Task prompt: Look through the data below and return each line where "main" appears.
++++++
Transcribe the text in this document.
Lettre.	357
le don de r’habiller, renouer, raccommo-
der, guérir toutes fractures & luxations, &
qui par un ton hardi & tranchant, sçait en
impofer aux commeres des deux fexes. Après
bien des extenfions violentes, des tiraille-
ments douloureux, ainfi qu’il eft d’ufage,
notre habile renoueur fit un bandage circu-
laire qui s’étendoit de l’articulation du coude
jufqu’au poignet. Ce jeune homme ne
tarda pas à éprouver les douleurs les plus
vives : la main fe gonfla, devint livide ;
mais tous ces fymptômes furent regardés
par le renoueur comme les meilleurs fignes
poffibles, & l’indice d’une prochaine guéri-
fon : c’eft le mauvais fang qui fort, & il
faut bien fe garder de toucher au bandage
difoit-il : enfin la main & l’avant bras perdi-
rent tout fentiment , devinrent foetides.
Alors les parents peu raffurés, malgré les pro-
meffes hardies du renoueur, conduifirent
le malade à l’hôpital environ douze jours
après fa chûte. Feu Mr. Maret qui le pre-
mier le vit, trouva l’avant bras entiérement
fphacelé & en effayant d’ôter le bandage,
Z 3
++++++
Reply to the exercise:
vives : la main fe gonfla, devint livide ;
difoit-il : enfin la main & l’avant bras perdi-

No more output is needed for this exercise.